- [WHAT IS EXPECTED]: Copy out every line of the records where the string "압도적인" occurs.

(Figure record extracts)
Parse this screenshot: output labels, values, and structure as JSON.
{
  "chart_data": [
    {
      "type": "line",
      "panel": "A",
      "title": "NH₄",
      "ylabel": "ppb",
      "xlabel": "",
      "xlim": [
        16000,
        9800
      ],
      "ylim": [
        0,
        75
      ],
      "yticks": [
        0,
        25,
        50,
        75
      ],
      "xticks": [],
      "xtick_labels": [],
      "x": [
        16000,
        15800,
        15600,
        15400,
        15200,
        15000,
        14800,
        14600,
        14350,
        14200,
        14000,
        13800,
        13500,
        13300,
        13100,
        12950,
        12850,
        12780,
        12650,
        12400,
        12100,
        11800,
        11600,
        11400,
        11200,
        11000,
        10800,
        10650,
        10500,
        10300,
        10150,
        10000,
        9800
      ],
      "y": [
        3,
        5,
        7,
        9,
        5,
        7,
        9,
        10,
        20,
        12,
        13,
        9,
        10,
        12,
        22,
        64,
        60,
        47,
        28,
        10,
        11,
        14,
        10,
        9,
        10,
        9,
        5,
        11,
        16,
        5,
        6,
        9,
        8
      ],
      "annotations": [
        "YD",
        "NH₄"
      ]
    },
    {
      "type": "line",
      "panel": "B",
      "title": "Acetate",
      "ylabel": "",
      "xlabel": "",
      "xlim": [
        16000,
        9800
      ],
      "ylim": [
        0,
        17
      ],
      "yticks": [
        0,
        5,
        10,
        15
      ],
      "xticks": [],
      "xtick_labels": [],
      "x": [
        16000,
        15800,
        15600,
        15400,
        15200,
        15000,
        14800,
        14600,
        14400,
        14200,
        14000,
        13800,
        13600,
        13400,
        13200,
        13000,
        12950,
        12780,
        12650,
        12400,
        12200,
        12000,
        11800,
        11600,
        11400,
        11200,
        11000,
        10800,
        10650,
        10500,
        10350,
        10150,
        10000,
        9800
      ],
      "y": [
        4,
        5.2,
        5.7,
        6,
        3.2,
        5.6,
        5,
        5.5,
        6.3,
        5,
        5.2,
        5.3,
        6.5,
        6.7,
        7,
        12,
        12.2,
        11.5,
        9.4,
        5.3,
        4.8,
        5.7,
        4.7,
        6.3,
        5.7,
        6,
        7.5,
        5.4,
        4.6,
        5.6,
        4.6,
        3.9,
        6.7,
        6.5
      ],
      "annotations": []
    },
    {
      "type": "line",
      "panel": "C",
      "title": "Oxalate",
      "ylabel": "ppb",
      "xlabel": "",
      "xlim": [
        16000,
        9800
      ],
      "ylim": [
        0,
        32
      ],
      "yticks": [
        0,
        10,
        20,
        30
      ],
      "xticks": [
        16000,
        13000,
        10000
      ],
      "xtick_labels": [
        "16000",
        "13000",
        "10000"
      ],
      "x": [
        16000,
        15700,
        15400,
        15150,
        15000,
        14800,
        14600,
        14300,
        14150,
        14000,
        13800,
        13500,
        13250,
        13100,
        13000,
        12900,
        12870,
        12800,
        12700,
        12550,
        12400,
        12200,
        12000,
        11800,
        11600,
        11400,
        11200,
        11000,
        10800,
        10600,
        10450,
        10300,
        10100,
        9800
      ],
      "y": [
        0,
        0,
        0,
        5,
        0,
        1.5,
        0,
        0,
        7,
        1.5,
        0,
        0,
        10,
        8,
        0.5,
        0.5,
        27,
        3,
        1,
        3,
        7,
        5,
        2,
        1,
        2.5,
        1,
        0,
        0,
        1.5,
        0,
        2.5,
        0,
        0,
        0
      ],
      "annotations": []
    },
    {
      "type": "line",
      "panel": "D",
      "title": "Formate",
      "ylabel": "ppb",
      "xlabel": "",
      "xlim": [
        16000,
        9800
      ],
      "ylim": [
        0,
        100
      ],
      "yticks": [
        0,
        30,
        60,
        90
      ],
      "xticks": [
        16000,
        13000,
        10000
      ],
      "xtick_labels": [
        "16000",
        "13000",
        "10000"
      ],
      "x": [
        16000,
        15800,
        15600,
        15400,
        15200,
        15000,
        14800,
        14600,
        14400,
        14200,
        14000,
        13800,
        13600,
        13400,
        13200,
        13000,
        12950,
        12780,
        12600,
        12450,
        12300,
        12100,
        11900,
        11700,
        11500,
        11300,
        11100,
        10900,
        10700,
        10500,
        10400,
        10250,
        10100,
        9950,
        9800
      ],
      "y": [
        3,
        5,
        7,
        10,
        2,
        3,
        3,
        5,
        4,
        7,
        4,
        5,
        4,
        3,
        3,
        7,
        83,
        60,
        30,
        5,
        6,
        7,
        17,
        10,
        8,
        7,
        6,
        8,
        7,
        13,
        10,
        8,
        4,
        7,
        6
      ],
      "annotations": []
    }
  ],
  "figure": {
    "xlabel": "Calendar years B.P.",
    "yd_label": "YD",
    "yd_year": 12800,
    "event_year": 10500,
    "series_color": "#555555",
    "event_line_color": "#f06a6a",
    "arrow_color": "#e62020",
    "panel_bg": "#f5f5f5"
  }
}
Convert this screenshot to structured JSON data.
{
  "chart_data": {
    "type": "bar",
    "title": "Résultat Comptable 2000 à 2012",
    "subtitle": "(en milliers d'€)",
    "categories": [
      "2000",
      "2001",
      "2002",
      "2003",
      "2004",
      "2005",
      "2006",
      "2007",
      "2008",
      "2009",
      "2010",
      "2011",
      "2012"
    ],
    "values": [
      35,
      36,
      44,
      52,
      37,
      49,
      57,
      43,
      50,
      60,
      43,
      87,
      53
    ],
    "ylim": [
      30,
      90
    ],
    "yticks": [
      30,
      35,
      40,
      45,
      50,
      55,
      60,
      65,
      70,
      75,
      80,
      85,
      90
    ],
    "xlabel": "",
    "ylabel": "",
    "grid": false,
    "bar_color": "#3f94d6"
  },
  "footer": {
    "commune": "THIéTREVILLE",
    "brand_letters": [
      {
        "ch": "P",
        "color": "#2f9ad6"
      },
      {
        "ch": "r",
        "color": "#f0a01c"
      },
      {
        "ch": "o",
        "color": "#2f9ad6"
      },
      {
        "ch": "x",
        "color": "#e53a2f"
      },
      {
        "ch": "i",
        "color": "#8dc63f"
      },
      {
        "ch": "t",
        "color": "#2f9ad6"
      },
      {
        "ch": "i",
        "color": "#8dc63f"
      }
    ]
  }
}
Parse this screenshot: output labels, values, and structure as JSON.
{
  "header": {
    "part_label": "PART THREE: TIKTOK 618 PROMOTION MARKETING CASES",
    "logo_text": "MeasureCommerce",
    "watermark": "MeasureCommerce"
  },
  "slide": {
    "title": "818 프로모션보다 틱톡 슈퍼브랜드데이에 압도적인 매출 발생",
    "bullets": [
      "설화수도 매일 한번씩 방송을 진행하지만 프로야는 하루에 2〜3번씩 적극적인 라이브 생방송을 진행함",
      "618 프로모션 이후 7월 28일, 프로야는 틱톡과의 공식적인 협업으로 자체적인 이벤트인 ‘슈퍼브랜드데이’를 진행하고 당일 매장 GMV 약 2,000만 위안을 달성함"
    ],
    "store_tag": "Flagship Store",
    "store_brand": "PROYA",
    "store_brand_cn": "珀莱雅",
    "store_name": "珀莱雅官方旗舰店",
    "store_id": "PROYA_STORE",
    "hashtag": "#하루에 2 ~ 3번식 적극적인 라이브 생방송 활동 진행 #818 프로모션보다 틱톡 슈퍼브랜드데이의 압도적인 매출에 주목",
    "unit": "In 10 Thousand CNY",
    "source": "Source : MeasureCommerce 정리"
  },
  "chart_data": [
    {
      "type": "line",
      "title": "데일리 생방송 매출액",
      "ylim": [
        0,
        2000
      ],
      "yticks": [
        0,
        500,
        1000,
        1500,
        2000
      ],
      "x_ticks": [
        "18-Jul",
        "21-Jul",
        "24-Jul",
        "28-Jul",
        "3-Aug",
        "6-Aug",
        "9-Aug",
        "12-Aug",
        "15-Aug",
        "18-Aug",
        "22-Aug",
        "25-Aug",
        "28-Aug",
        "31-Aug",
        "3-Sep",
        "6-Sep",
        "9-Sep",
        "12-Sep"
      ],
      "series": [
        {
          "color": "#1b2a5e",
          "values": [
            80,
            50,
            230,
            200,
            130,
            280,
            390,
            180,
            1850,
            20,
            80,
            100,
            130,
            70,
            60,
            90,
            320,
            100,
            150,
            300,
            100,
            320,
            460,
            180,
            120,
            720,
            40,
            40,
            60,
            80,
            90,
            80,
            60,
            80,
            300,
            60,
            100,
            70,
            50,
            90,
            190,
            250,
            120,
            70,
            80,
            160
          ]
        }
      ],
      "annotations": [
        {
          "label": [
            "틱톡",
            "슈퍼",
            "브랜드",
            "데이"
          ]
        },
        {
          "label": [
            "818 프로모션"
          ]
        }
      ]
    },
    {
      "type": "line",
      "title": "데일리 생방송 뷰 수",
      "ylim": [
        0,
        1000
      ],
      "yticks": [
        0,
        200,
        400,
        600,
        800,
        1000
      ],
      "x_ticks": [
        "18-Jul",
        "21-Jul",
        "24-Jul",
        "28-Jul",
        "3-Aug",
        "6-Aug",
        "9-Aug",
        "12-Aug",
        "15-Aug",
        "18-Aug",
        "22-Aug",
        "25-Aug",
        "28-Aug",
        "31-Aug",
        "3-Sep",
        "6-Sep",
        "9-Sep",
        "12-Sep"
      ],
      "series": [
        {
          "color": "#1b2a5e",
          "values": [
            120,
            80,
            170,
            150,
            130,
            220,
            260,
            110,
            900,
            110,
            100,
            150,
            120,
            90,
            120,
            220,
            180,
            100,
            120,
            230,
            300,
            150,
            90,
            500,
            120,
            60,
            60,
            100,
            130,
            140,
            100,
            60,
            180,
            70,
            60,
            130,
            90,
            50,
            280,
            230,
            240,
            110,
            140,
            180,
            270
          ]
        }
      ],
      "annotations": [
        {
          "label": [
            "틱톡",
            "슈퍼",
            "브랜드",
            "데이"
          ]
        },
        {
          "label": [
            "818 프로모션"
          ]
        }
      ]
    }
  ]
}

- [ANSWER FOR THIS EXERCISE]:
    "title": "818 프로모션보다 틱톡 슈퍼브랜드데이에 압도적인 매출 발생",
    "hashtag": "#하루에 2 ~ 3번식 적극적인 라이브 생방송 활동 진행 #818 프로모션보다 틱톡 슈퍼브랜드데이의 압도적인 매출에 주목",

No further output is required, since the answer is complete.